# WHAT IS EXPECTED:
Locate and copy each line in the data that contains the word "changes".

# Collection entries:
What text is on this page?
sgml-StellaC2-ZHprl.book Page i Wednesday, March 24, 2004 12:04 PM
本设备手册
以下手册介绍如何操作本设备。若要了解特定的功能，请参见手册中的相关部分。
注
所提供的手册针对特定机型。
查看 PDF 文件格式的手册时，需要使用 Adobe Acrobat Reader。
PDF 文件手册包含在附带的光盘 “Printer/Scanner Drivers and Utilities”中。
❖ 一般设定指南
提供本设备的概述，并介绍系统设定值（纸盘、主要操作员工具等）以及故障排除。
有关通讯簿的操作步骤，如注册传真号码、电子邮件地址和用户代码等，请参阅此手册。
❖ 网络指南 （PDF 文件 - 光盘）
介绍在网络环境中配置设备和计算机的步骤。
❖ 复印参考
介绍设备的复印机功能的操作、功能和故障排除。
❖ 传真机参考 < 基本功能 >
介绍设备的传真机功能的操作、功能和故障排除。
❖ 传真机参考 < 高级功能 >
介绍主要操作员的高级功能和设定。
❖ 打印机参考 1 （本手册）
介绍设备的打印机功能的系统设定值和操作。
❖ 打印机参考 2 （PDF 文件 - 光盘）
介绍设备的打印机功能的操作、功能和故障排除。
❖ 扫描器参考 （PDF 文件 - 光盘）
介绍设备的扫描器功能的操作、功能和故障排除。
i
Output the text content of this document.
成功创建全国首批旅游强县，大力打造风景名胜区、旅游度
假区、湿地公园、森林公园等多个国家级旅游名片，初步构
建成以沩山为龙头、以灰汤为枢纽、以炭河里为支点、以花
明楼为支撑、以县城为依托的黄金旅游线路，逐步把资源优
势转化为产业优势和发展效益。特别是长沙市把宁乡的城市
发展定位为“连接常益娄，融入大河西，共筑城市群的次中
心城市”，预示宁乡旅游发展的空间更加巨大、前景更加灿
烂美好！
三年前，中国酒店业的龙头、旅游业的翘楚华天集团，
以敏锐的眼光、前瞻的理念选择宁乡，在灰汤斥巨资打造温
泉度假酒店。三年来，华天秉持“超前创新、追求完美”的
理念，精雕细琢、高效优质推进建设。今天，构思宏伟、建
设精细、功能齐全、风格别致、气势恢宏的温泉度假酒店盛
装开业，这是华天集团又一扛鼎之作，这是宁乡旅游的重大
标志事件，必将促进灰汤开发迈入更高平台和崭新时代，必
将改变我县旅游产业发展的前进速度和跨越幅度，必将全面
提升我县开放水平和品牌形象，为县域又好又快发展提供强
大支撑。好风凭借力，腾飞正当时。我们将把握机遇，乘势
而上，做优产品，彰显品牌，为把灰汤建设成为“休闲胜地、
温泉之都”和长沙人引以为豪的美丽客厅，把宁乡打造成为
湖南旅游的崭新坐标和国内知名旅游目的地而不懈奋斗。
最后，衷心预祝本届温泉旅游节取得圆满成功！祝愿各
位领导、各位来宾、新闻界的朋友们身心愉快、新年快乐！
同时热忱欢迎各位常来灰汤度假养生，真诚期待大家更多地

--

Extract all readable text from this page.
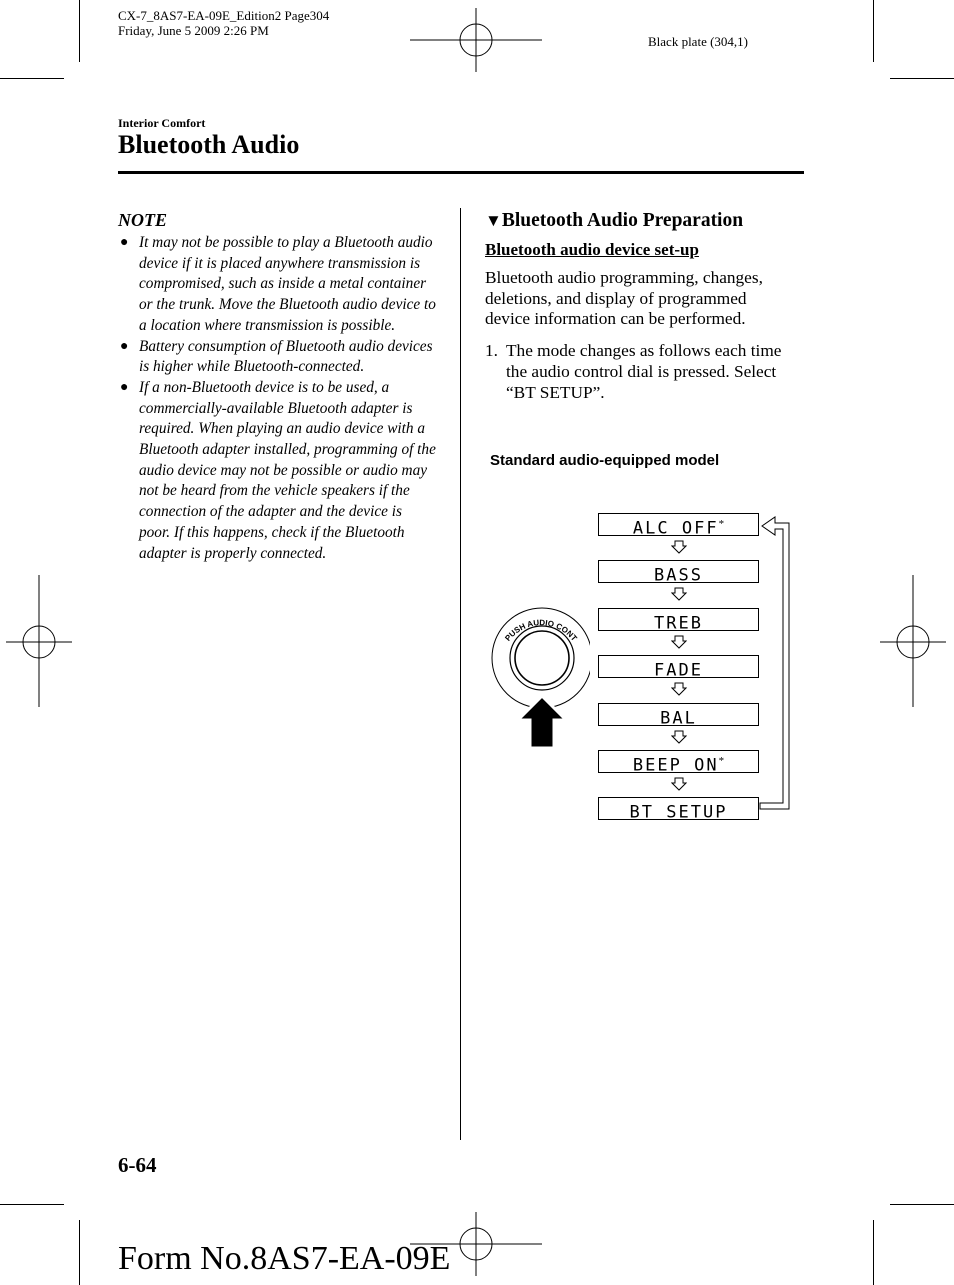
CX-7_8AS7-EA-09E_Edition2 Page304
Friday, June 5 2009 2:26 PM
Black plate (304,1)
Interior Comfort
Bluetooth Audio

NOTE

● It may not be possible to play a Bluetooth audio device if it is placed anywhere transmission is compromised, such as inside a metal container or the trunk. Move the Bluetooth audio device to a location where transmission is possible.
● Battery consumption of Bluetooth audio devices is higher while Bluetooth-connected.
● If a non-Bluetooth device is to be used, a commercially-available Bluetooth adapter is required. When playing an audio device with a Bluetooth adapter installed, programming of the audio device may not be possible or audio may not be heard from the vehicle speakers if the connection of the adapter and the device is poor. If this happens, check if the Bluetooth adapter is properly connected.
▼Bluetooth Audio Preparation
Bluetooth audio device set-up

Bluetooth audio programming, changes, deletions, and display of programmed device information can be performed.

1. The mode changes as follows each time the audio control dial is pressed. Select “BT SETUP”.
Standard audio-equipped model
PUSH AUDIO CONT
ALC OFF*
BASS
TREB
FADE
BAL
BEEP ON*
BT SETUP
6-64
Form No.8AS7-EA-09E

# TASK RESULT:
Bluetooth audio programming, changes, deletions, and display of programmed device information can be performed.
1. The mode changes as follows each time the audio control dial is pressed. Select “BT SETUP”.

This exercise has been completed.